*Provided data*:

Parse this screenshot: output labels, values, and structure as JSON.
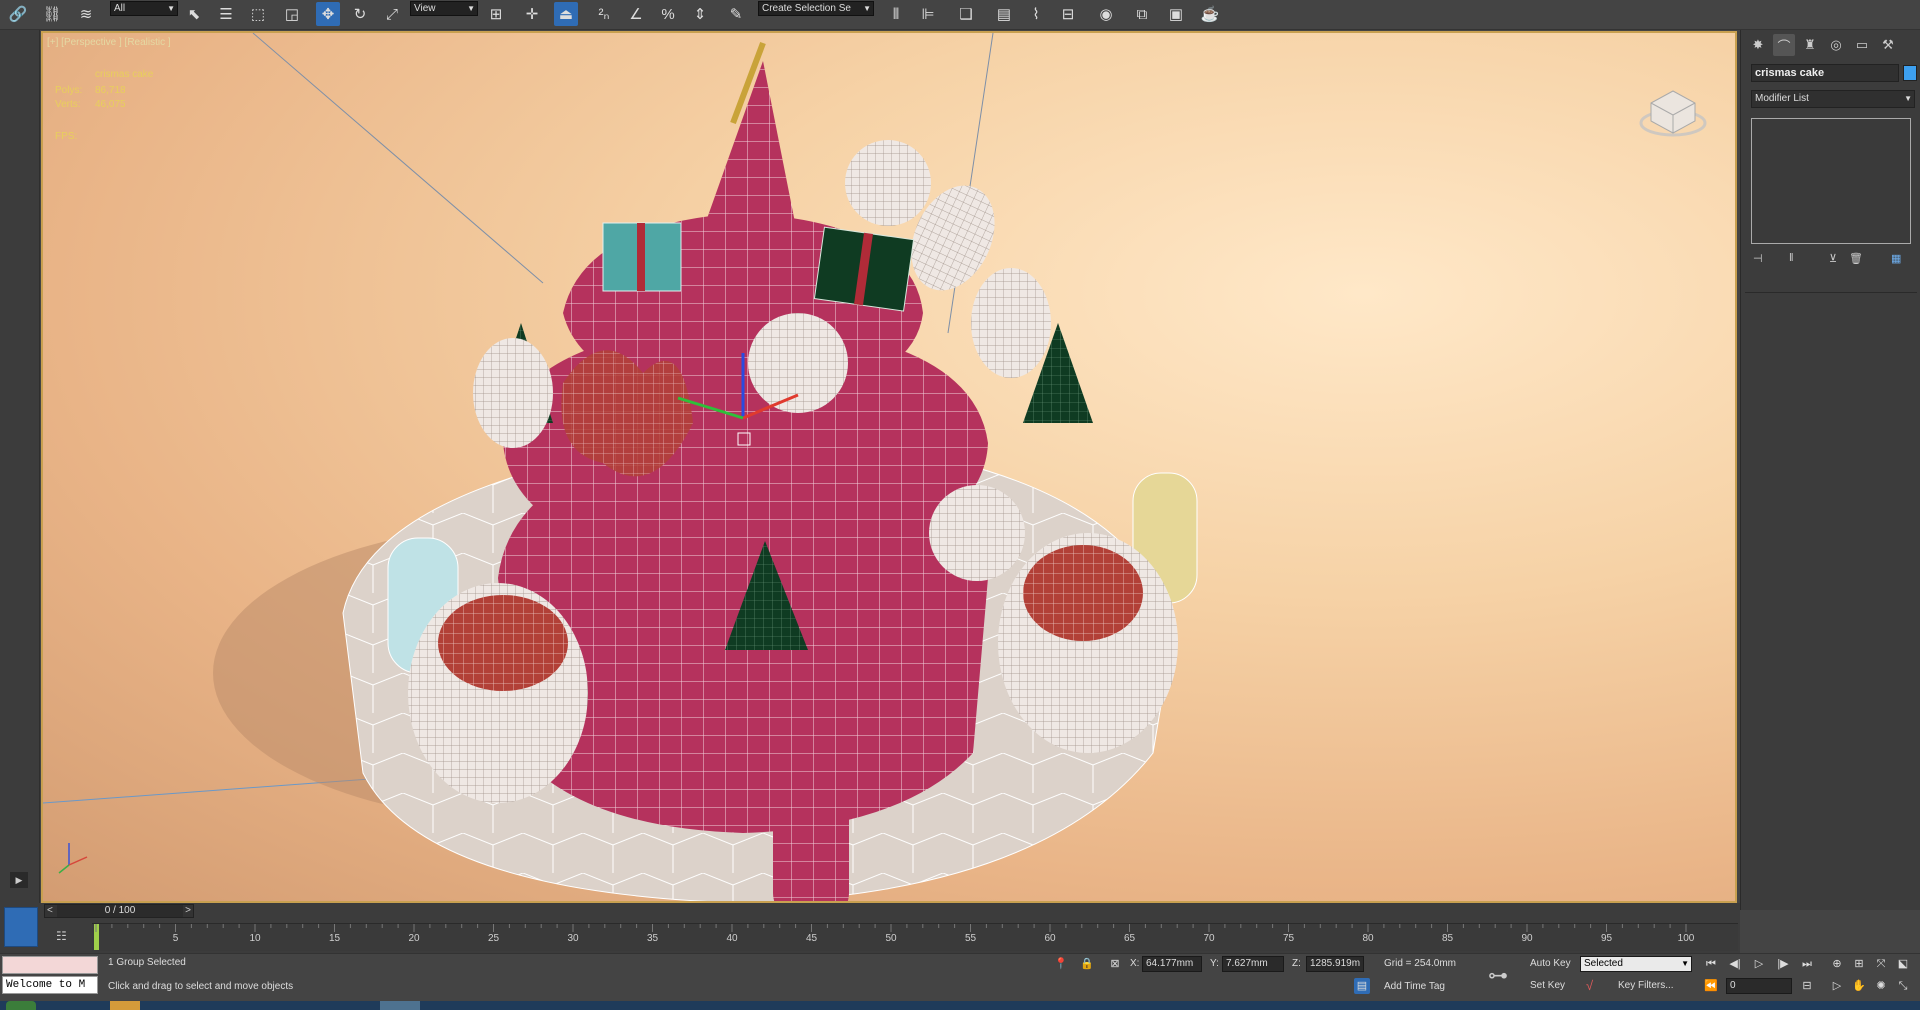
{
  "toolbar": {
    "selection_filter": "All",
    "reference_coord": "View",
    "named_selection_placeholder": "Create Selection Se"
  },
  "viewport": {
    "label": "[+] [Perspective ] [Realistic ]",
    "object_name": "crismas cake",
    "polys_label": "Polys:",
    "polys_value": "86,718",
    "verts_label": "Verts:",
    "verts_value": "46,075",
    "fps_label": "FPS:"
  },
  "command_panel": {
    "object_name": "crismas cake",
    "modifier_list": "Modifier List",
    "object_color": "#3da0f0"
  },
  "timeline": {
    "frame_display": "0 / 100",
    "prev": "<",
    "next": ">",
    "ticks": [
      "5",
      "10",
      "15",
      "20",
      "25",
      "30",
      "35",
      "40",
      "45",
      "50",
      "55",
      "60",
      "65",
      "70",
      "75",
      "80",
      "85",
      "90",
      "95",
      "100"
    ]
  },
  "status": {
    "selection_info": "1 Group Selected",
    "prompt": "Click and drag to select and move objects",
    "script_listener": "Welcome to M",
    "x_label": "X:",
    "x_value": "64.177mm",
    "y_label": "Y:",
    "y_value": "7.627mm",
    "z_label": "Z:",
    "z_value": "1285.919m",
    "grid": "Grid = 254.0mm",
    "add_time_tag": "Add Time Tag",
    "auto_key": "Auto Key",
    "set_key": "Set Key",
    "key_mode": "Selected",
    "key_filters": "Key Filters...",
    "current_frame": "0"
  },
  "colors": {
    "accent": "#2f6cb5",
    "viewport_border": "#c8a050",
    "stats_text": "#e8cf5c",
    "cake_pink": "#b5325d",
    "tree_green": "#0f3b22",
    "gift_teal": "#4fa7a5"
  }
}
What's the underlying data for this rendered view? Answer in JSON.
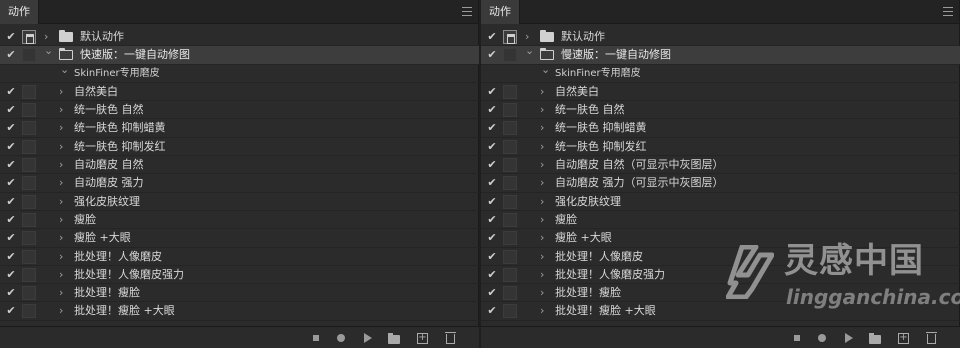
{
  "panels": [
    {
      "tab": "动作",
      "rows": [
        {
          "label": "默认动作",
          "kind": "set-closed",
          "dialog": true
        },
        {
          "label": "快速版：一键自动修图",
          "kind": "set-open",
          "dialog": false
        },
        {
          "label": "SkinFiner专用磨皮",
          "kind": "sub-open",
          "dialog": false
        },
        {
          "label": "自然美白",
          "kind": "action",
          "dialog": false
        },
        {
          "label": "统一肤色 自然",
          "kind": "action",
          "dialog": false
        },
        {
          "label": "统一肤色 抑制蜡黄",
          "kind": "action",
          "dialog": false
        },
        {
          "label": "统一肤色 抑制发红",
          "kind": "action",
          "dialog": false
        },
        {
          "label": "自动磨皮  自然",
          "kind": "action",
          "dialog": false
        },
        {
          "label": "自动磨皮  强力",
          "kind": "action",
          "dialog": false
        },
        {
          "label": "强化皮肤纹理",
          "kind": "action",
          "dialog": false
        },
        {
          "label": "瘦脸",
          "kind": "action",
          "dialog": false
        },
        {
          "label": "瘦脸 +大眼",
          "kind": "action",
          "dialog": false
        },
        {
          "label": "批处理！人像磨皮",
          "kind": "action",
          "dialog": false
        },
        {
          "label": "批处理！人像磨皮强力",
          "kind": "action",
          "dialog": false
        },
        {
          "label": "批处理！瘦脸",
          "kind": "action",
          "dialog": false
        },
        {
          "label": "批处理！瘦脸 +大眼",
          "kind": "action",
          "dialog": false
        }
      ]
    },
    {
      "tab": "动作",
      "rows": [
        {
          "label": "默认动作",
          "kind": "set-closed",
          "dialog": true
        },
        {
          "label": "慢速版：一键自动修图",
          "kind": "set-open",
          "dialog": false
        },
        {
          "label": "SkinFiner专用磨皮",
          "kind": "sub-open",
          "dialog": false
        },
        {
          "label": "自然美白",
          "kind": "action",
          "dialog": false
        },
        {
          "label": "统一肤色 自然",
          "kind": "action",
          "dialog": false
        },
        {
          "label": "统一肤色 抑制蜡黄",
          "kind": "action",
          "dialog": false
        },
        {
          "label": "统一肤色 抑制发红",
          "kind": "action",
          "dialog": false
        },
        {
          "label": "自动磨皮  自然（可显示中灰图层）",
          "kind": "action",
          "dialog": false
        },
        {
          "label": "自动磨皮  强力（可显示中灰图层）",
          "kind": "action",
          "dialog": false
        },
        {
          "label": "强化皮肤纹理",
          "kind": "action",
          "dialog": false
        },
        {
          "label": "瘦脸",
          "kind": "action",
          "dialog": false
        },
        {
          "label": "瘦脸 +大眼",
          "kind": "action",
          "dialog": false
        },
        {
          "label": "批处理！人像磨皮",
          "kind": "action",
          "dialog": false
        },
        {
          "label": "批处理！人像磨皮强力",
          "kind": "action",
          "dialog": false
        },
        {
          "label": "批处理！瘦脸",
          "kind": "action",
          "dialog": false
        },
        {
          "label": "批处理！瘦脸 +大眼",
          "kind": "action",
          "dialog": false
        }
      ]
    }
  ],
  "footer_icons": [
    "stop-icon",
    "record-icon",
    "play-icon",
    "new-set-folder-icon",
    "new-action-icon",
    "trash-icon"
  ],
  "watermark": {
    "cn": "灵感中国",
    "en": "lingganchina.com"
  },
  "colors": {
    "panel_bg": "#2b2b2b",
    "row_selected": "#3d3d3d",
    "tab_active": "#3a3a3a",
    "text": "#d8d8d8"
  }
}
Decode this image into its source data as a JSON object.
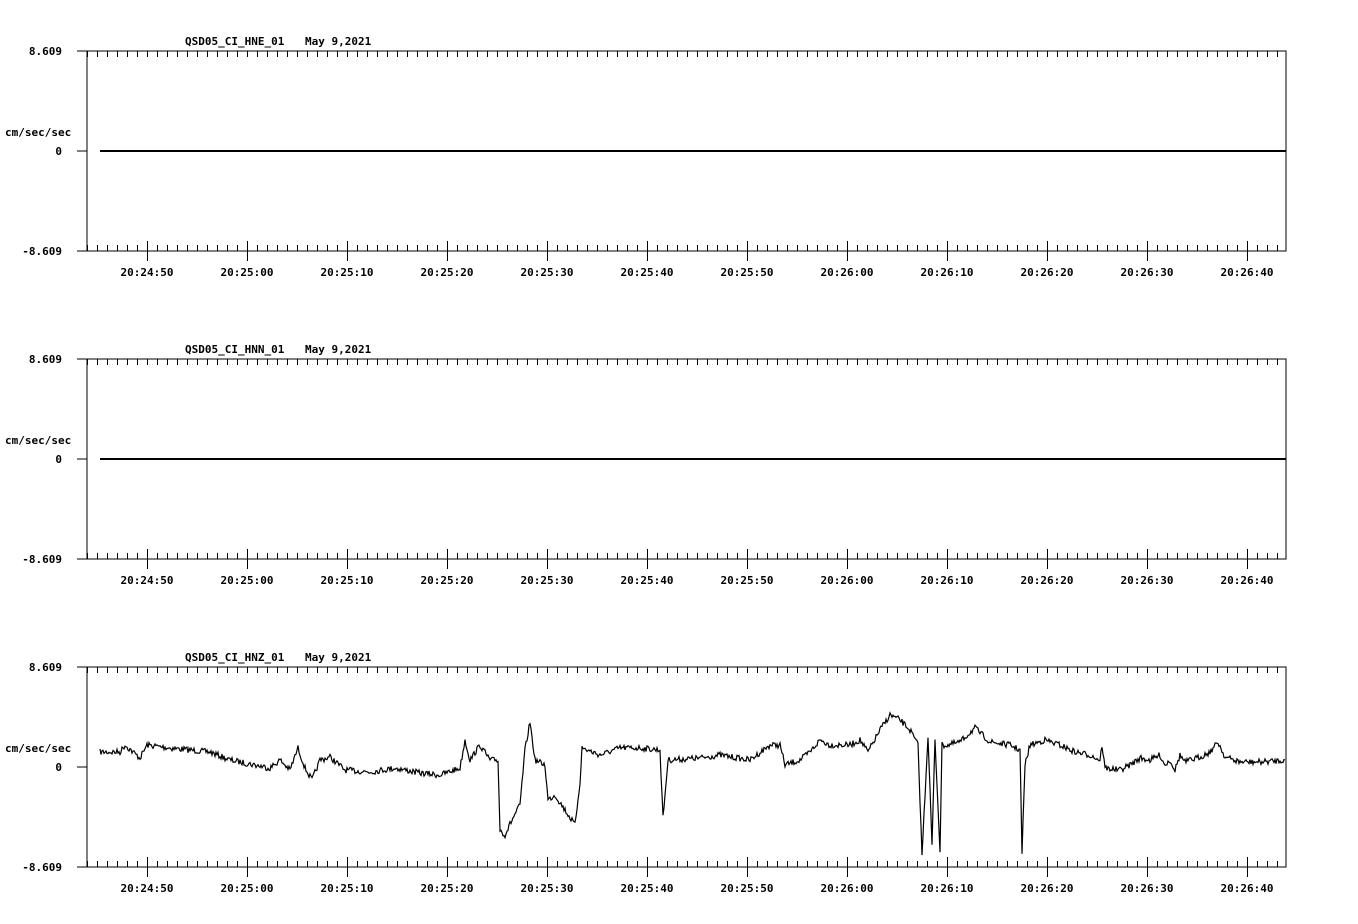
{
  "chart_data": [
    {
      "type": "line",
      "title": "QSD05_CI_HNE_01",
      "date": "May 9,2021",
      "ylabel": "cm/sec/sec",
      "y_tick_labels": [
        "8.609",
        "0",
        "-8.609"
      ],
      "ylim": [
        -8.609,
        8.609
      ],
      "xlim_seconds_after_20_24_00": [
        44,
        163.9
      ],
      "x_tick_labels": [
        "20:24:50",
        "20:25:00",
        "20:25:10",
        "20:25:20",
        "20:25:30",
        "20:25:40",
        "20:25:50",
        "20:26:00",
        "20:26:10",
        "20:26:20",
        "20:26:30",
        "20:26:40"
      ],
      "series": [
        {
          "name": "HNE",
          "t": [
            45.3,
            163.9
          ],
          "values": [
            0,
            0
          ]
        }
      ]
    },
    {
      "type": "line",
      "title": "QSD05_CI_HNN_01",
      "date": "May 9,2021",
      "ylabel": "cm/sec/sec",
      "y_tick_labels": [
        "8.609",
        "0",
        "-8.609"
      ],
      "ylim": [
        -8.609,
        8.609
      ],
      "xlim_seconds_after_20_24_00": [
        44,
        163.9
      ],
      "x_tick_labels": [
        "20:24:50",
        "20:25:00",
        "20:25:10",
        "20:25:20",
        "20:25:30",
        "20:25:40",
        "20:25:50",
        "20:26:00",
        "20:26:10",
        "20:26:20",
        "20:26:30",
        "20:26:40"
      ],
      "series": [
        {
          "name": "HNN",
          "t": [
            45.3,
            163.9
          ],
          "values": [
            0,
            0
          ]
        }
      ]
    },
    {
      "type": "line",
      "title": "QSD05_CI_HNZ_01",
      "date": "May 9,2021",
      "ylabel": "cm/sec/sec",
      "y_tick_labels": [
        "8.609",
        "0",
        "-8.609"
      ],
      "ylim": [
        -8.609,
        8.609
      ],
      "xlim_seconds_after_20_24_00": [
        44,
        163.9
      ],
      "x_tick_labels": [
        "20:24:50",
        "20:25:00",
        "20:25:10",
        "20:25:20",
        "20:25:30",
        "20:25:40",
        "20:25:50",
        "20:26:00",
        "20:26:10",
        "20:26:20",
        "20:26:30",
        "20:26:40"
      ],
      "series": [
        {
          "name": "HNZ",
          "t": [
            45.3,
            47.3,
            47.8,
            49.3,
            50.0,
            52.3,
            56.3,
            58.3,
            60.8,
            62.3,
            63.3,
            64.3,
            65.1,
            65.8,
            66.5,
            67.3,
            68.3,
            69.8,
            72.3,
            74.8,
            77.3,
            79.3,
            81.3,
            81.8,
            82.3,
            83.3,
            84.3,
            85.1,
            85.3,
            85.8,
            86.5,
            87.3,
            87.8,
            88.3,
            88.8,
            89.8,
            90.1,
            90.8,
            91.8,
            92.8,
            93.3,
            93.5,
            95.3,
            97.3,
            99.3,
            101.3,
            101.6,
            102.1,
            105.3,
            107.3,
            110.3,
            112.3,
            113.3,
            113.8,
            115.3,
            116.3,
            117.3,
            118.3,
            120.3,
            121.3,
            122.1,
            123.3,
            124.3,
            125.3,
            126.3,
            127.1,
            127.5,
            128.1,
            128.5,
            128.8,
            129.3,
            129.5,
            130.1,
            131.3,
            132.8,
            134.3,
            136.3,
            137.3,
            137.5,
            137.8,
            138.3,
            139.8,
            141.3,
            142.8,
            144.3,
            145.3,
            145.5,
            145.8,
            147.3,
            148.3,
            149.3,
            150.3,
            151.3,
            151.8,
            152.3,
            152.8,
            153.3,
            153.8,
            155.3,
            156.3,
            157.1,
            157.8,
            159.3,
            161.3,
            163.8
          ],
          "values": [
            1.29,
            1.29,
            1.89,
            0.77,
            1.89,
            1.64,
            1.29,
            0.6,
            0.17,
            -0.09,
            0.6,
            -0.26,
            1.64,
            -0.09,
            -1.12,
            0.6,
            0.86,
            -0.26,
            -0.43,
            -0.09,
            -0.52,
            -0.69,
            -0.09,
            2.32,
            0.6,
            1.89,
            0.6,
            0.6,
            -5.42,
            -5.85,
            -4.56,
            -3.27,
            1.46,
            3.87,
            0.6,
            0.17,
            -2.84,
            -2.41,
            -3.7,
            -4.99,
            -1.29,
            1.64,
            1.03,
            1.64,
            1.64,
            1.46,
            -4.39,
            0.6,
            0.77,
            1.03,
            0.6,
            1.89,
            1.89,
            0.17,
            0.6,
            1.29,
            2.32,
            1.89,
            1.89,
            2.32,
            1.29,
            3.19,
            4.48,
            4.05,
            3.19,
            1.89,
            -7.58,
            2.75,
            -6.72,
            2.32,
            -7.15,
            1.89,
            1.89,
            2.15,
            3.36,
            2.15,
            1.89,
            1.46,
            -7.4,
            0.17,
            1.89,
            2.32,
            1.89,
            1.29,
            1.03,
            0.6,
            1.89,
            -0.09,
            -0.26,
            0.17,
            0.77,
            0.6,
            1.03,
            0.17,
            0.6,
            -0.26,
            1.03,
            0.43,
            0.86,
            1.29,
            2.15,
            0.86,
            0.43,
            0.43,
            0.6
          ]
        }
      ]
    }
  ]
}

*Task objective*:
Say how many lines in the records above hold "this", and give no other text.

*Correct output*:
3